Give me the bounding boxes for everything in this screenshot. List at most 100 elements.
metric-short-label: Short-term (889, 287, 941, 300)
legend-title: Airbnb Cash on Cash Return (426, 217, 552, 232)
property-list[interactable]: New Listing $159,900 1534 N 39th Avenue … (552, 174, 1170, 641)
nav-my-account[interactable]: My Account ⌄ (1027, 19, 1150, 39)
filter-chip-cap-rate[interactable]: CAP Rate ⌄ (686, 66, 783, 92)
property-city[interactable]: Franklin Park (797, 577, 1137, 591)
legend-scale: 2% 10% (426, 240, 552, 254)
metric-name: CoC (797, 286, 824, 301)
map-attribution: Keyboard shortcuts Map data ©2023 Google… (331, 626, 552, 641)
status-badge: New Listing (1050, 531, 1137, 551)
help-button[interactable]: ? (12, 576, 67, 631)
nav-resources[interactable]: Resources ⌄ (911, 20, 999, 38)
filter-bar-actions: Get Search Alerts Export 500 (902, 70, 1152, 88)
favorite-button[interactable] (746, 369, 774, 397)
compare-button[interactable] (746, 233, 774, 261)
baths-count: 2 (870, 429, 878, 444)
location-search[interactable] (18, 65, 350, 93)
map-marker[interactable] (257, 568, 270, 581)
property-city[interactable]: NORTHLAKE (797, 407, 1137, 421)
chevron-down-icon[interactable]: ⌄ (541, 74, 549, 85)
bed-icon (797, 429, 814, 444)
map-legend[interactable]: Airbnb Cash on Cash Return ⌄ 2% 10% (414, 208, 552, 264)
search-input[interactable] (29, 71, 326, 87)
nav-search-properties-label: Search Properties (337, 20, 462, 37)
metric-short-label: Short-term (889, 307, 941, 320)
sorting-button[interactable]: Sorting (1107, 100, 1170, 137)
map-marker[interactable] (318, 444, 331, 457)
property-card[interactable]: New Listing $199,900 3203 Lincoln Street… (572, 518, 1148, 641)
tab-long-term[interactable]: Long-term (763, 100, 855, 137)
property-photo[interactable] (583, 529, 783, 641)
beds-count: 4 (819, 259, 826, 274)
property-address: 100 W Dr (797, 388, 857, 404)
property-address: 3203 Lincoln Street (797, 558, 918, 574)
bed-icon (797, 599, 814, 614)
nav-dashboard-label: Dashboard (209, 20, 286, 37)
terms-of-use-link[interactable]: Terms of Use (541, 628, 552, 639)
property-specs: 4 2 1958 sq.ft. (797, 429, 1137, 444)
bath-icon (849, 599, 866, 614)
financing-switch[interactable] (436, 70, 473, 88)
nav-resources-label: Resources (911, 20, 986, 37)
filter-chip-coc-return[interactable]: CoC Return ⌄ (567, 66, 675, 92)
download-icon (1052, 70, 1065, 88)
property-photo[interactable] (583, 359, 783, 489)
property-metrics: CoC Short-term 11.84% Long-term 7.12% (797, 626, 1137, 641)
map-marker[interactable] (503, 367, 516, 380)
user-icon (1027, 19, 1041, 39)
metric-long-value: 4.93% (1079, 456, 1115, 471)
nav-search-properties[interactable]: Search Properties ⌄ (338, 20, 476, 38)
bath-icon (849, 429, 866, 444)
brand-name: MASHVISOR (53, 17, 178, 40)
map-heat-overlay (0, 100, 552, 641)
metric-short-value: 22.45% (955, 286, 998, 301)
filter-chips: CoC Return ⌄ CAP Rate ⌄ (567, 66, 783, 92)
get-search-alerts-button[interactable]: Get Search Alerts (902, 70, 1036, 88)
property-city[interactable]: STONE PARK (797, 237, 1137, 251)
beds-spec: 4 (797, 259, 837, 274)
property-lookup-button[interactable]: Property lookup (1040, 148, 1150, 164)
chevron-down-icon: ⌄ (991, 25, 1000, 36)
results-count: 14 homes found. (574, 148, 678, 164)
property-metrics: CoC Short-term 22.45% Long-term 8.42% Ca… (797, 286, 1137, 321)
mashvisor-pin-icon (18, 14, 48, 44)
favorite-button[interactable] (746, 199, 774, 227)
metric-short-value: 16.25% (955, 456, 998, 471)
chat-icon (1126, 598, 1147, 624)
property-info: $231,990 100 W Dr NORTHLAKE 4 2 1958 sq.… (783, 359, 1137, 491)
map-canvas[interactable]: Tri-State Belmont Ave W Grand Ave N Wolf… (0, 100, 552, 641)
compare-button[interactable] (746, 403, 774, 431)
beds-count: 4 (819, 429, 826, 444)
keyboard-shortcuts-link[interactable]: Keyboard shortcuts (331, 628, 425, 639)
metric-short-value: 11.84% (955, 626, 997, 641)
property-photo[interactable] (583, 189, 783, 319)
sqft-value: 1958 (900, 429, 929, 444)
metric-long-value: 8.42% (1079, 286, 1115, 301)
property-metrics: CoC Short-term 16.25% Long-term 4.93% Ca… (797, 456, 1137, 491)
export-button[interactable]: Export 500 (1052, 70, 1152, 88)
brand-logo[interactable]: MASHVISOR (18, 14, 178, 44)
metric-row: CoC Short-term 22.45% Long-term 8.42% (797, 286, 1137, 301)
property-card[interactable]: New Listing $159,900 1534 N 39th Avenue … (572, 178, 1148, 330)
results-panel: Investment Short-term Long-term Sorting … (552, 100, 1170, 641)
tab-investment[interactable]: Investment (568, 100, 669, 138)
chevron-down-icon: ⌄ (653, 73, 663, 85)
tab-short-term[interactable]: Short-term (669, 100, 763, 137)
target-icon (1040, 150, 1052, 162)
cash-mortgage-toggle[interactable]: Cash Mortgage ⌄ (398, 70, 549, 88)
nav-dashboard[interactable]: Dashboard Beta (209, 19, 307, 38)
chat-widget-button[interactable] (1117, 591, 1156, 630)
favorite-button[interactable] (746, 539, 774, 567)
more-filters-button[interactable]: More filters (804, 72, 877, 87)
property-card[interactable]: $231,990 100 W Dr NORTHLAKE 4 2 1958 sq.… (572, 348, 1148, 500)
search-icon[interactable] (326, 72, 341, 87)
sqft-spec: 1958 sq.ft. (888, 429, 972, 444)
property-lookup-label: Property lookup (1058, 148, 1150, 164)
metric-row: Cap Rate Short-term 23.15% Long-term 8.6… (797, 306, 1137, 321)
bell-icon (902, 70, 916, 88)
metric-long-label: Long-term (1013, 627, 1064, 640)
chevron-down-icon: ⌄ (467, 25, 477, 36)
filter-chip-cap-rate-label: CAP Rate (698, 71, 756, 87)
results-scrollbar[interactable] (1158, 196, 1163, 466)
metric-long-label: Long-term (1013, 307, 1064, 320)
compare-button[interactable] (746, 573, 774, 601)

+++

BRIEF:
Return every line of the data above unchanged and in the same order.

FULL OUTPUT:
Give me the bounding boxes for everything in this screenshot. List at most 100 elements.
metric-short-label: Short-term (889, 287, 941, 300)
legend-title: Airbnb Cash on Cash Return (426, 217, 552, 232)
property-list[interactable]: New Listing $159,900 1534 N 39th Avenue … (552, 174, 1170, 641)
nav-my-account[interactable]: My Account ⌄ (1027, 19, 1150, 39)
filter-chip-cap-rate[interactable]: CAP Rate ⌄ (686, 66, 783, 92)
property-city[interactable]: Franklin Park (797, 577, 1137, 591)
legend-scale: 2% 10% (426, 240, 552, 254)
metric-name: CoC (797, 286, 824, 301)
map-attribution: Keyboard shortcuts Map data ©2023 Google… (331, 626, 552, 641)
status-badge: New Listing (1050, 531, 1137, 551)
help-button[interactable]: ? (12, 576, 67, 631)
nav-resources[interactable]: Resources ⌄ (911, 20, 999, 38)
filter-bar-actions: Get Search Alerts Export 500 (902, 70, 1152, 88)
favorite-button[interactable] (746, 369, 774, 397)
compare-button[interactable] (746, 233, 774, 261)
baths-count: 2 (870, 429, 878, 444)
location-search[interactable] (18, 65, 350, 93)
map-marker[interactable] (257, 568, 270, 581)
property-city[interactable]: NORTHLAKE (797, 407, 1137, 421)
chevron-down-icon[interactable]: ⌄ (541, 74, 549, 85)
bed-icon (797, 429, 814, 444)
map-legend[interactable]: Airbnb Cash on Cash Return ⌄ 2% 10% (414, 208, 552, 264)
search-input[interactable] (29, 71, 326, 87)
nav-search-properties-label: Search Properties (337, 20, 462, 37)
metric-short-label: Short-term (889, 307, 941, 320)
sorting-button[interactable]: Sorting (1107, 100, 1170, 137)
map-marker[interactable] (318, 444, 331, 457)
property-card[interactable]: New Listing $199,900 3203 Lincoln Street… (572, 518, 1148, 641)
tab-long-term[interactable]: Long-term (763, 100, 855, 137)
property-photo[interactable] (583, 529, 783, 641)
beds-count: 4 (819, 259, 826, 274)
property-address: 100 W Dr (797, 388, 857, 404)
property-address: 3203 Lincoln Street (797, 558, 918, 574)
bed-icon (797, 599, 814, 614)
nav-dashboard-label: Dashboard (209, 20, 286, 37)
terms-of-use-link[interactable]: Terms of Use (541, 628, 552, 639)
property-specs: 4 2 1958 sq.ft. (797, 429, 1137, 444)
bath-icon (849, 599, 866, 614)
financing-switch[interactable] (436, 70, 473, 88)
nav-resources-label: Resources (911, 20, 986, 37)
filter-chip-coc-return[interactable]: CoC Return ⌄ (567, 66, 675, 92)
download-icon (1052, 70, 1065, 88)
property-photo[interactable] (583, 359, 783, 489)
property-metrics: CoC Short-term 11.84% Long-term 7.12% (797, 626, 1137, 641)
map-marker[interactable] (503, 367, 516, 380)
user-icon (1027, 19, 1041, 39)
metric-long-value: 4.93% (1079, 456, 1115, 471)
nav-search-properties[interactable]: Search Properties ⌄ (338, 20, 476, 38)
bath-icon (849, 429, 866, 444)
brand-name: MASHVISOR (53, 17, 178, 40)
map-heat-overlay (0, 100, 552, 641)
metric-short-value: 22.45% (955, 286, 998, 301)
filter-chips: CoC Return ⌄ CAP Rate ⌄ (567, 66, 783, 92)
get-search-alerts-button[interactable]: Get Search Alerts (902, 70, 1036, 88)
property-city[interactable]: STONE PARK (797, 237, 1137, 251)
beds-spec: 4 (797, 259, 837, 274)
property-lookup-button[interactable]: Property lookup (1040, 148, 1150, 164)
chevron-down-icon: ⌄ (991, 25, 1000, 36)
results-count: 14 homes found. (574, 148, 678, 164)
property-metrics: CoC Short-term 22.45% Long-term 8.42% Ca… (797, 286, 1137, 321)
mashvisor-pin-icon (18, 14, 48, 44)
favorite-button[interactable] (746, 199, 774, 227)
metric-short-value: 16.25% (955, 456, 998, 471)
chat-icon (1126, 598, 1147, 624)
property-info: $231,990 100 W Dr NORTHLAKE 4 2 1958 sq.… (783, 359, 1137, 491)
map-canvas[interactable]: Tri-State Belmont Ave W Grand Ave N Wolf… (0, 100, 552, 641)
compare-button[interactable] (746, 403, 774, 431)
beds-count: 4 (819, 429, 826, 444)
keyboard-shortcuts-link[interactable]: Keyboard shortcuts (331, 628, 425, 639)
metric-short-value: 11.84% (955, 626, 997, 641)
property-photo[interactable] (583, 189, 783, 319)
sqft-value: 1958 (900, 429, 929, 444)
metric-long-value: 8.42% (1079, 286, 1115, 301)
property-metrics: CoC Short-term 16.25% Long-term 4.93% Ca… (797, 456, 1137, 491)
export-button[interactable]: Export 500 (1052, 70, 1152, 88)
brand-logo[interactable]: MASHVISOR (18, 14, 178, 44)
metric-row: CoC Short-term 22.45% Long-term 8.42% (797, 286, 1137, 301)
property-card[interactable]: New Listing $159,900 1534 N 39th Avenue … (572, 178, 1148, 330)
results-panel: Investment Short-term Long-term Sorting … (552, 100, 1170, 641)
tab-investment[interactable]: Investment (568, 100, 669, 138)
chevron-down-icon: ⌄ (653, 73, 663, 85)
tab-short-term[interactable]: Short-term (669, 100, 763, 137)
target-icon (1040, 150, 1052, 162)
cash-mortgage-toggle[interactable]: Cash Mortgage ⌄ (398, 70, 549, 88)
nav-dashboard[interactable]: Dashboard Beta (209, 19, 307, 38)
chat-widget-button[interactable] (1117, 591, 1156, 630)
favorite-button[interactable] (746, 539, 774, 567)
more-filters-button[interactable]: More filters (804, 72, 877, 87)
property-card[interactable]: $231,990 100 W Dr NORTHLAKE 4 2 1958 sq.… (572, 348, 1148, 500)
search-icon[interactable] (326, 72, 341, 87)
sqft-spec: 1958 sq.ft. (888, 429, 972, 444)
property-lookup-label: Property lookup (1058, 148, 1150, 164)
metric-row: Cap Rate Short-term 23.15% Long-term 8.6… (797, 306, 1137, 321)
bell-icon (902, 70, 916, 88)
metric-long-label: Long-term (1013, 627, 1064, 640)
chevron-down-icon: ⌄ (467, 25, 477, 36)
filter-chip-cap-rate-label: CAP Rate (698, 71, 756, 87)
results-scrollbar[interactable] (1158, 196, 1163, 466)
metric-long-label: Long-term (1013, 307, 1064, 320)
compare-button[interactable] (746, 573, 774, 601)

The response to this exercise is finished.